Texto de apoio →
================================

O que parece limpo pode estar adoecendo quem você mais ama.
- Leandro Dias Nascimento

- 26 de fev.
- 1 min de leitura

Era só uma tosse.
Daquelas que começam baixinho, quase invisíveis.
Só à noite. Só às vezes.
Ana pensou que fosse mudança de tempo.
Depois achou que era o ventilador.
Depois disse para si mesma:
“Semana que vem eu vejo isso…”
Mas a semana virou mês.
O sofá estava ali.
O mesmo onde o pequeno Miguel assistia desenho.
Onde ele dormia depois do almoço.
Onde ele se aninhava no colo dela.
Por fora, parecia limpo.
Por dentro, acumulava anos de suor, poeira, ácaros invisíveis.
Cada abraço no sofá era conforto.
Mas também era exposição.
As noites começaram a piorar.

================================

Instruções →
1. Transcreva palavra por palavra, do texto de apoio, o trecho que vai de "Ana pensou que" até "sofá era conforto.".
2. Segundo o texto de apoio, em que momento a tosse aparecia no começo?
3. Liste tudo o que, segundo o texto de apoio, o sofá acumulava por dentro.

Entradas de dados armazenadas
================================

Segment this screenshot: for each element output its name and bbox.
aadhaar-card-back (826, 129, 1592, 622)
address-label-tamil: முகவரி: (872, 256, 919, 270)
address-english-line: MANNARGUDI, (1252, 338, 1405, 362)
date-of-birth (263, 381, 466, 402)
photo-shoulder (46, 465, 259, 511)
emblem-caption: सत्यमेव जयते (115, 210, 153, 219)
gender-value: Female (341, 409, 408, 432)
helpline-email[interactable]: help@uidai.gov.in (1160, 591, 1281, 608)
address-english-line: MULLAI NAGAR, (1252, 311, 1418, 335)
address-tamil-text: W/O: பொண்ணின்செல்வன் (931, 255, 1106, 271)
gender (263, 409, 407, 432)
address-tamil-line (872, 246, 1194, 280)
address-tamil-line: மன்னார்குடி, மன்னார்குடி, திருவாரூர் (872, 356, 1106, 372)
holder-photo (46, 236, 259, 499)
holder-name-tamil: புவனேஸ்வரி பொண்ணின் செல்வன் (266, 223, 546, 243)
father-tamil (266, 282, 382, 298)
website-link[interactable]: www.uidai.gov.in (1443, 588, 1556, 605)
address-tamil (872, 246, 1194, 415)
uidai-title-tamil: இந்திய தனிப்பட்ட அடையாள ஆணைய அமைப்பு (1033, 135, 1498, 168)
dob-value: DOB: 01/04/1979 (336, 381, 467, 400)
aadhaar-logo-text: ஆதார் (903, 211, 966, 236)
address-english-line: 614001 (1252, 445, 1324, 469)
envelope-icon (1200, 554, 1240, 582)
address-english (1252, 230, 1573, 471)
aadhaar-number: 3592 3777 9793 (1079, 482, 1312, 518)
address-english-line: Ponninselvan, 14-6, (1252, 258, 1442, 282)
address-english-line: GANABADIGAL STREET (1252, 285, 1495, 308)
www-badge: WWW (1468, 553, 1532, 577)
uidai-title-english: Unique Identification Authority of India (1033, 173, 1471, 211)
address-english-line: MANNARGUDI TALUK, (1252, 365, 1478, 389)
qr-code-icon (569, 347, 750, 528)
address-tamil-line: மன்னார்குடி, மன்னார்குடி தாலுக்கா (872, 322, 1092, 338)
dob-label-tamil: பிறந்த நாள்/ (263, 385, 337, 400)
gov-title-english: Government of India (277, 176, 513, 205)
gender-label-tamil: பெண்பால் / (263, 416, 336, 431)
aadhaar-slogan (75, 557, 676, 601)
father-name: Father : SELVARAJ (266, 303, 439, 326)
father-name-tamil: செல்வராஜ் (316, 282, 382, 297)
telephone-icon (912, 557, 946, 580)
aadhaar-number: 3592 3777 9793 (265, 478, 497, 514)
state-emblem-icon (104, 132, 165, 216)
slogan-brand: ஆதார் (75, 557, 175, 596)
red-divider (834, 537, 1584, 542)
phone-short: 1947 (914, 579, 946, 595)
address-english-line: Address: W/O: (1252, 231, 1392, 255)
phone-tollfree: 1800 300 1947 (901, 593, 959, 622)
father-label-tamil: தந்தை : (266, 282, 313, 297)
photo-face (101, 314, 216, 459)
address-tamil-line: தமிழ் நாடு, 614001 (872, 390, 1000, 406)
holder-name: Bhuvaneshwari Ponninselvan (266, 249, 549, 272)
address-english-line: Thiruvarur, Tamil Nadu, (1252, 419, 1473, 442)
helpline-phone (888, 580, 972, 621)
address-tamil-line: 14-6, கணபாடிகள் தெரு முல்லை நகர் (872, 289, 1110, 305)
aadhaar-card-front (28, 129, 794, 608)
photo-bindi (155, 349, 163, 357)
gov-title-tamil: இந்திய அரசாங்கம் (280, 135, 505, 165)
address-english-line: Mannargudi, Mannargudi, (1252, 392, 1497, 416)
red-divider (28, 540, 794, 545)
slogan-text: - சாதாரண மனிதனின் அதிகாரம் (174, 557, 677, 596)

================================

Lista de respostas →
1.
Ana pensou que fosse mudança de tempo.
Depois achou que era o ventilador.
Depois disse para si mesma:
“Semana que vem eu vejo isso…”
Mas a semana virou mês.
O sofá estava ali.
O mesmo onde o pequeno Miguel assistia desenho.
Onde ele dormia depois do almoço.
Onde ele se aninhava no colo dela.
Por fora, parecia limpo.
Por dentro, acumulava anos de suor, poeira, ácaros invisíveis.
Cada abraço no sofá era conforto.

2. Só à noite, e só às vezes.

3. Suor, poeira e ácaros invisíveis.